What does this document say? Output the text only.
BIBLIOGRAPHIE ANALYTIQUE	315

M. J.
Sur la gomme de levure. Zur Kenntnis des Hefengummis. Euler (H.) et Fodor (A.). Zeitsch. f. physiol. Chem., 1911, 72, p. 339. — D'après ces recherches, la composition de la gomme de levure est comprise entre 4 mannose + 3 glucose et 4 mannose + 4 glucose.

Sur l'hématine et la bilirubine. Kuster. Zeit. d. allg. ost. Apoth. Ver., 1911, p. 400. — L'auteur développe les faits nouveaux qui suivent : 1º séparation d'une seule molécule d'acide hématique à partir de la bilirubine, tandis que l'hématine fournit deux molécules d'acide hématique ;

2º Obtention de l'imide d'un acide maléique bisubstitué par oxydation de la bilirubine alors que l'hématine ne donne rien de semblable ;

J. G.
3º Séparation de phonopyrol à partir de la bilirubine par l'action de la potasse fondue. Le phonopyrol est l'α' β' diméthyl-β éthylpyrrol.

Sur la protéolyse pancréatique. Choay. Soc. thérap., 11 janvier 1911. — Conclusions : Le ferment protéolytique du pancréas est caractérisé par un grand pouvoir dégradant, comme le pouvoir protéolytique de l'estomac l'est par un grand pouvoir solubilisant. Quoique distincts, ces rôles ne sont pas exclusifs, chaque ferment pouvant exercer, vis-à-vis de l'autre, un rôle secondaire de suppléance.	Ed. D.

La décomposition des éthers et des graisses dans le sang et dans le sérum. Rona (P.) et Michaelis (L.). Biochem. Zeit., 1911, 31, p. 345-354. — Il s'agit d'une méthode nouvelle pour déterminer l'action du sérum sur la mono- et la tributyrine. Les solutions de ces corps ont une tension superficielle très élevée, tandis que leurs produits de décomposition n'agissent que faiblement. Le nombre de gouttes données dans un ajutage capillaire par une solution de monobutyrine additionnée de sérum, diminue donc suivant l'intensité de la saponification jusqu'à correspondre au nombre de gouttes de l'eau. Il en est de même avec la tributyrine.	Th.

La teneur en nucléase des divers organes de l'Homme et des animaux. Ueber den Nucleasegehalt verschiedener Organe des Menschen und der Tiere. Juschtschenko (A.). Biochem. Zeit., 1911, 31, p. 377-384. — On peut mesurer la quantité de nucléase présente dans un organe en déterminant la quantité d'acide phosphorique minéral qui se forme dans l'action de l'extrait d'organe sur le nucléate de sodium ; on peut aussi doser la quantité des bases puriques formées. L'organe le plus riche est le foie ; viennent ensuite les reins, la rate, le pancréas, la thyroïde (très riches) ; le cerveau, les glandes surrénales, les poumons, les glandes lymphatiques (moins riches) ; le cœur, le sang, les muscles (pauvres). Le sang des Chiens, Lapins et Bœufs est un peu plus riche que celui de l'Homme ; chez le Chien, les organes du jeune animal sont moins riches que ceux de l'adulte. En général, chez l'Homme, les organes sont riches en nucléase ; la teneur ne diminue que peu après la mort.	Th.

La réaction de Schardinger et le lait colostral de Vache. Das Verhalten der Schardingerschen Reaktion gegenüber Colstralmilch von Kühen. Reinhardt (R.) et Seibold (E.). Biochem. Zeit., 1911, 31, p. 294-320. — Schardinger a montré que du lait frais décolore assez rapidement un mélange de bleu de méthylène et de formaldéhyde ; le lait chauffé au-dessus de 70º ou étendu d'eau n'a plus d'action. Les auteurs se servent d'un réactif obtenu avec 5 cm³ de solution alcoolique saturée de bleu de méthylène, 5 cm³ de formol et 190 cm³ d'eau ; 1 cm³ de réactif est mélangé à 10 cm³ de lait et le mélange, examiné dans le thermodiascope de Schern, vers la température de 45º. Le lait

- YOUR OBJECTIVE: List every line above containing the word "hématine".

- WRITTEN RESPONSE:
Sur l'hématine et la bilirubine. Kuster. Zeit. d. allg. ost. Apoth. Ver., 1911, p. 400. — L'auteur développe les faits nouveaux qui suivent : 1º séparation d'une seule molécule d'acide hématique à partir de la bilirubine, tandis que l'hématine fournit deux molécules d'acide hématique ;
2º Obtention de l'imide d'un acide maléique bisubstitué par oxydation de la bilirubine alors que l'hématine ne donne rien de semblable ;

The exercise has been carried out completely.